Direction: Find the lines that hold the word "дистанційної" and return them.

* BEGIN Records provided *

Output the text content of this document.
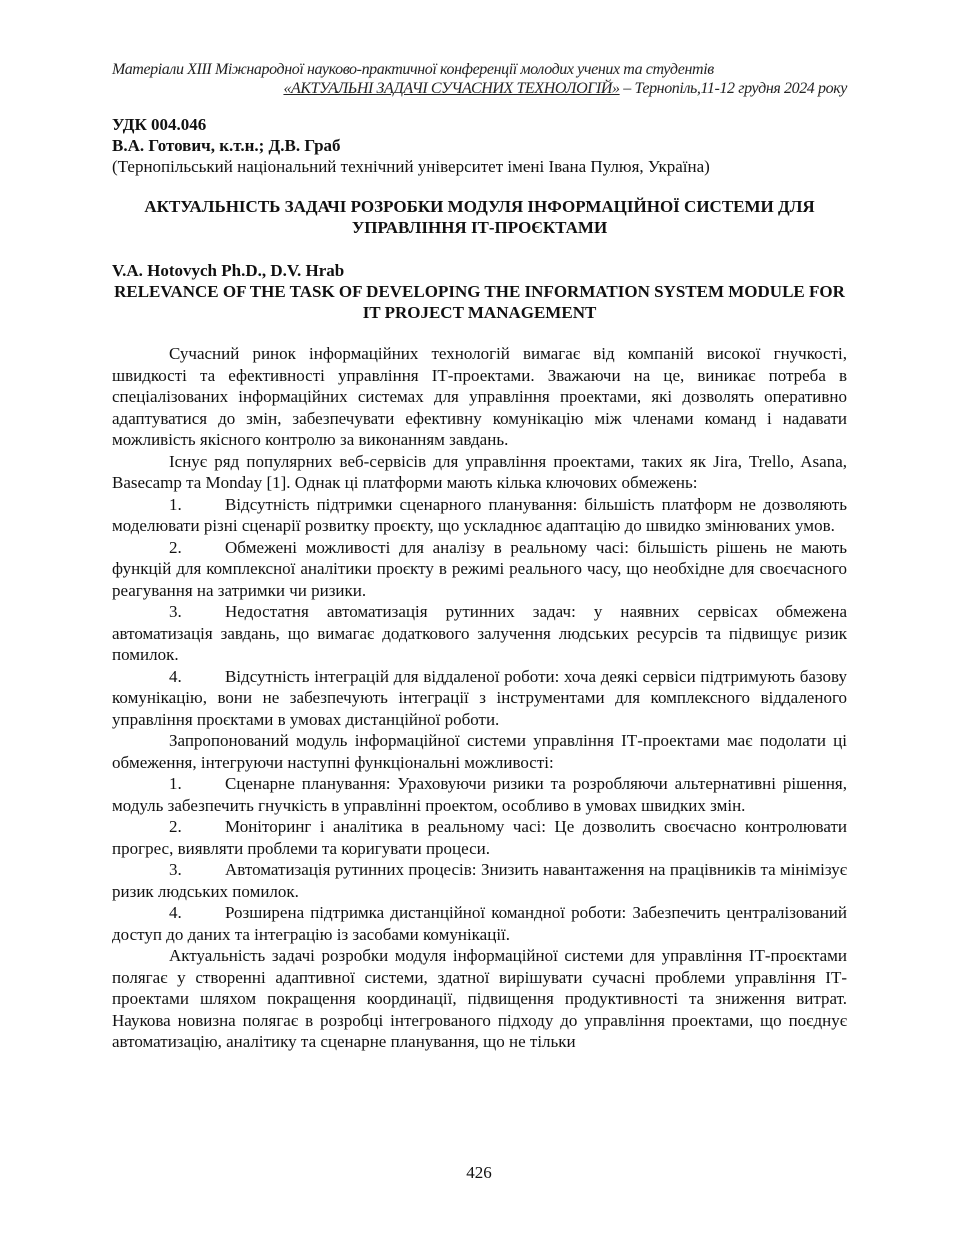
Матеріали XIII Міжнародної науково-практичної конференції молодих учених та студентів
«АКТУАЛЬНІ ЗАДАЧІ СУЧАСНИХ ТЕХНОЛОГІЙ» – Тернопіль,11-12 грудня 2024 року
УДК 004.046
В.А. Готович, к.т.н.; Д.В. Граб
(Тернопільський національний технічний університет імені Івана Пулюя, Україна)
АКТУАЛЬНІСТЬ ЗАДАЧІ РОЗРОБКИ МОДУЛЯ ІНФОРМАЦІЙНОЇ СИСТЕМИ ДЛЯ УПРАВЛІННЯ ІТ-ПРОЄКТАМИ
V.A. Hotovych Ph.D., D.V. Hrab
RELEVANCE OF THE TASK OF DEVELOPING THE INFORMATION SYSTEM MODULE FOR IT PROJECT MANAGEMENT

Сучасний ринок інформаційних технологій вимагає від компаній високої гнучкості, швидкості та ефективності управління ІТ-проектами. Зважаючи на це, виникає потреба в спеціалізованих інформаційних системах для управління проектами, які дозволять оперативно адаптуватися до змін, забезпечувати ефективну комунікацію між членами команд і надавати можливість якісного контролю за виконанням завдань.

Існує ряд популярних веб-сервісів для управління проектами, таких як Jira, Trello, Asana, Basecamp та Monday [1]. Однак ці платформи мають кілька ключових обмежень:

1.	Відсутність підтримки сценарного планування: більшість платформ не дозволяють моделювати різні сценарії розвитку проєкту, що ускладнює адаптацію до швидко змінюваних умов.

2.	Обмежені можливості для аналізу в реальному часі: більшість рішень не мають функцій для комплексної аналітики проєкту в режимі реального часу, що необхідне для своєчасного реагування на затримки чи ризики.

3.	Недостатня автоматизація рутинних задач: у наявних сервісах обмежена автоматизація завдань, що вимагає додаткового залучення людських ресурсів та підвищує ризик помилок.

4.	Відсутність інтеграцій для віддаленої роботи: хоча деякі сервіси підтримують базову комунікацію, вони не забезпечують інтеграції з інструментами для комплексного віддаленого управління проєктами в умовах дистанційної роботи.

Запропонований модуль інформаційної системи управління ІТ-проектами має подолати ці обмеження, інтегруючи наступні функціональні можливості:

1.	Сценарне планування: Ураховуючи ризики та розробляючи альтернативні рішення, модуль забезпечить гнучкість в управлінні проектом, особливо в умовах швидких змін.

2.	Моніторинг і аналітика в реальному часі: Це дозволить своєчасно контролювати прогрес, виявляти проблеми та коригувати процеси.

3.	Автоматизація рутинних процесів: Знизить навантаження на працівників та мінімізує ризик людських помилок.

4.	Розширена підтримка дистанційної командної роботи: Забезпечить централізований доступ до даних та інтеграцію із засобами комунікації.

Актуальність задачі розробки модуля інформаційної системи для управління ІТ-проєктами полягає у створенні адаптивної системи, здатної вирішувати сучасні проблеми управління ІТ-проектами шляхом покращення координації, підвищення продуктивності та зниження витрат. Наукова новизна полягає в розробці інтегрованого підходу до управління проектами, що поєднує автоматизацію, аналітику та сценарне планування, що не тільки

426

* END Records provided *

Written solution:
4.	Відсутність інтеграцій для віддаленої роботи: хоча деякі сервіси підтримують базову комунікацію, вони не забезпечують інтеграції з інструментами для комплексного віддаленого управління проєктами в умовах дистанційної роботи.
4.	Розширена підтримка дистанційної командної роботи: Забезпечить централізований доступ до даних та інтеграцію із засобами комунікації.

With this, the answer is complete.